Find each line in the following listing that has the string "orosz", then state the count and nothing else.

-- START Material shown --

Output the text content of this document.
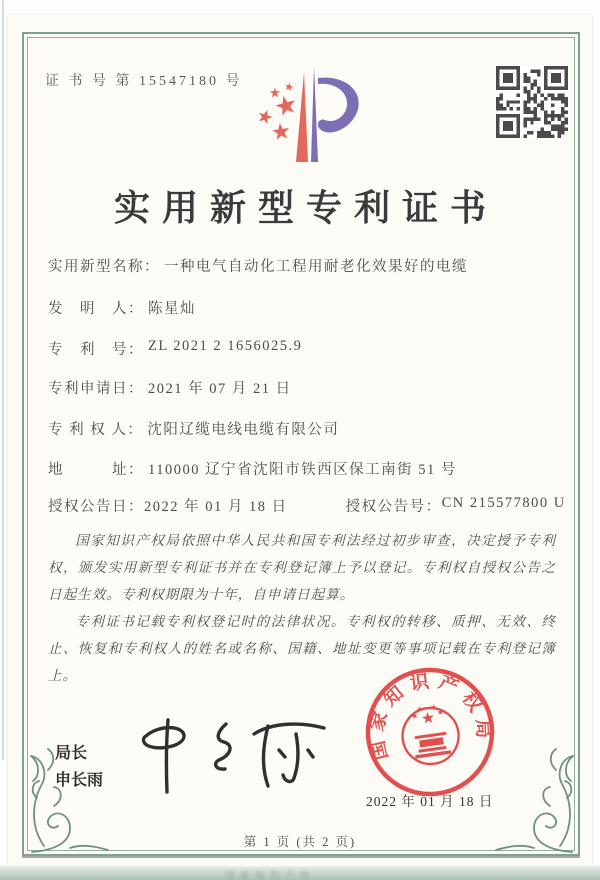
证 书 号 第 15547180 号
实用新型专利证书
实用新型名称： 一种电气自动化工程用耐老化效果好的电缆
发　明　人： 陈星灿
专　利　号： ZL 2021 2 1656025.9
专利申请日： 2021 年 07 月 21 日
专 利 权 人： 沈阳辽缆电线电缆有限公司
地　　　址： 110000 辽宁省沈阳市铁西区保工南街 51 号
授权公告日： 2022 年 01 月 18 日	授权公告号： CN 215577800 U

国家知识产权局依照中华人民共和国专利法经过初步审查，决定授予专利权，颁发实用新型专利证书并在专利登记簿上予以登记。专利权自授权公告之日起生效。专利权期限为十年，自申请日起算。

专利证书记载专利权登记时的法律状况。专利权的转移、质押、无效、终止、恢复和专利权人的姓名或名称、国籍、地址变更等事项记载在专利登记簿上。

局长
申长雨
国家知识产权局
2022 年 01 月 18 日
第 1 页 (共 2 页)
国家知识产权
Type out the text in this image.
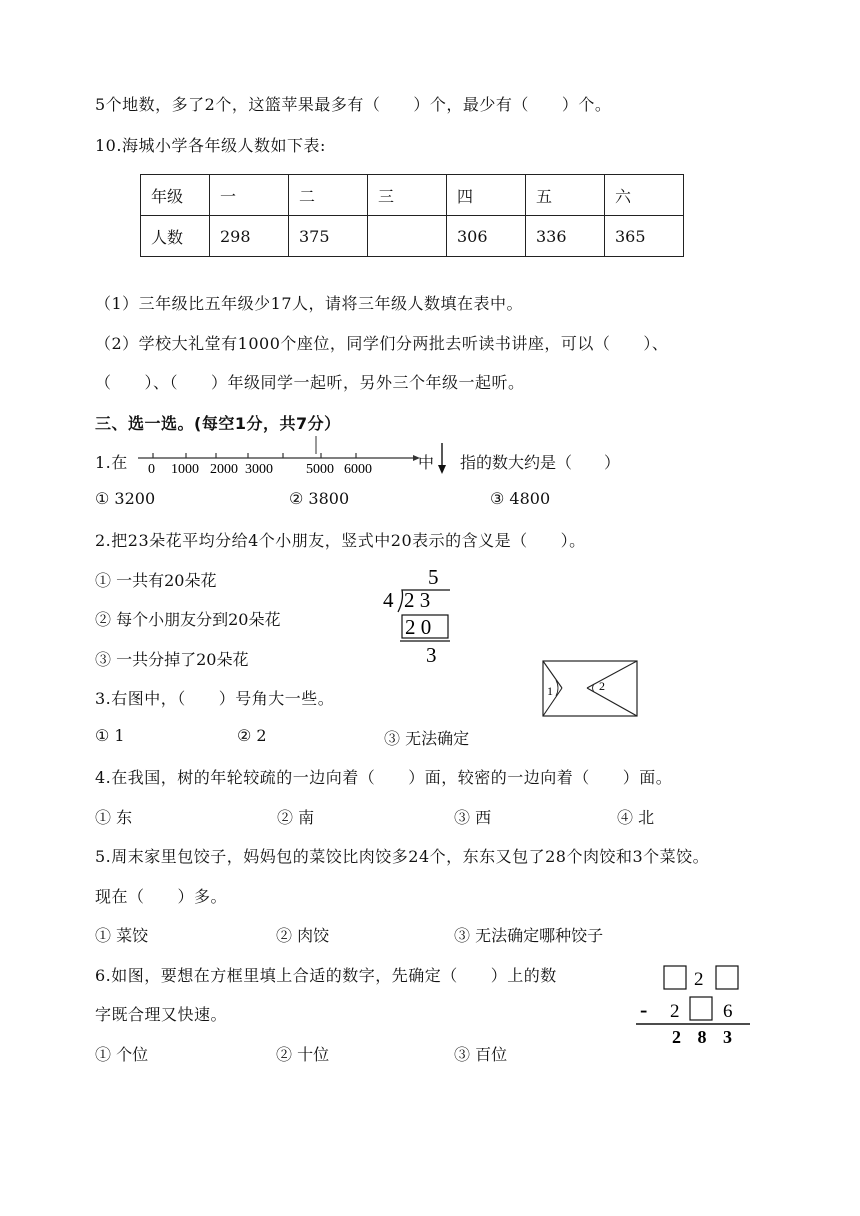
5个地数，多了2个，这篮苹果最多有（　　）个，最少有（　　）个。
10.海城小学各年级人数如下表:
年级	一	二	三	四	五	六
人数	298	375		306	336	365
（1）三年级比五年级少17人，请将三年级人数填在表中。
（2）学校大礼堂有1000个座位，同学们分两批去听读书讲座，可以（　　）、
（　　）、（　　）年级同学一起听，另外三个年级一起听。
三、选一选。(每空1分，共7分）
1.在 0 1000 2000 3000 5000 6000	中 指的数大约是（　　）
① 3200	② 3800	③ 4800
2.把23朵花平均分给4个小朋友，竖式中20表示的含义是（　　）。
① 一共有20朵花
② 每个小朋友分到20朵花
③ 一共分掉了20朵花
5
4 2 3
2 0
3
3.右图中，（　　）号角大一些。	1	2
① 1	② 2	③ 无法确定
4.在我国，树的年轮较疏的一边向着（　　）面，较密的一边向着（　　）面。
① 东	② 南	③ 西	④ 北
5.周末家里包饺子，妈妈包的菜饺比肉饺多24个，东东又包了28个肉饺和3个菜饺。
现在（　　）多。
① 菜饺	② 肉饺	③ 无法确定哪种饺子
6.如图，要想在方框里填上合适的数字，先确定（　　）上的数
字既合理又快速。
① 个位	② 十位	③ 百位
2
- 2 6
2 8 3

-- END Material shown --
-- START Material shown --

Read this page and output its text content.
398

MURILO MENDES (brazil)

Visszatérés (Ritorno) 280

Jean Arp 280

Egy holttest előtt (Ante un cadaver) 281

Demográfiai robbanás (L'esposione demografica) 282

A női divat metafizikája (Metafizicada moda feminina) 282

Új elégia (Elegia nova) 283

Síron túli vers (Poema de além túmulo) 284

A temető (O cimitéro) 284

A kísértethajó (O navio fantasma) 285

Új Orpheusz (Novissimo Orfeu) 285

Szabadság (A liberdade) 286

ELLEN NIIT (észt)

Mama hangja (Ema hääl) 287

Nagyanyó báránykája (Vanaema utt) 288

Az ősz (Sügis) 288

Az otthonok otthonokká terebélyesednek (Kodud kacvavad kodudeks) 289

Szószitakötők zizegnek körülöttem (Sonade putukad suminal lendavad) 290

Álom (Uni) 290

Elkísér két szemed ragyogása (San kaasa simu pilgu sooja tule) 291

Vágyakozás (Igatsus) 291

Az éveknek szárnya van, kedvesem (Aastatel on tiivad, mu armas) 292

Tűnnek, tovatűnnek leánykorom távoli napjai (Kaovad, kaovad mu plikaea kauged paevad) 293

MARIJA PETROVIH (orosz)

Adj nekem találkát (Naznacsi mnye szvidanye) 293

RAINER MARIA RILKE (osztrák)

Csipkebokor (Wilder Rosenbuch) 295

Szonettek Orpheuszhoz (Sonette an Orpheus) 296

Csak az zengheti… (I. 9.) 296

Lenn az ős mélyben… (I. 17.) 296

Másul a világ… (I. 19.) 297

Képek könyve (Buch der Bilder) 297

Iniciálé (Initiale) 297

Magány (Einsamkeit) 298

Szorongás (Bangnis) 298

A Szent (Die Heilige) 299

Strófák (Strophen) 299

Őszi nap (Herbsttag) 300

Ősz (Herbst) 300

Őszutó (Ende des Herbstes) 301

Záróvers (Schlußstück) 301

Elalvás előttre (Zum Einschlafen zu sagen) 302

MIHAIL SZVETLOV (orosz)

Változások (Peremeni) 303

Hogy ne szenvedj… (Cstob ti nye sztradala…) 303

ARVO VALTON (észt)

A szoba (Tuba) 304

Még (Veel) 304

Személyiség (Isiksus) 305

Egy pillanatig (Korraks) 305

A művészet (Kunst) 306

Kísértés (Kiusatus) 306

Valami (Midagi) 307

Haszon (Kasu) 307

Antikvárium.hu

-- END Material shown --

> [Exercise result]: 2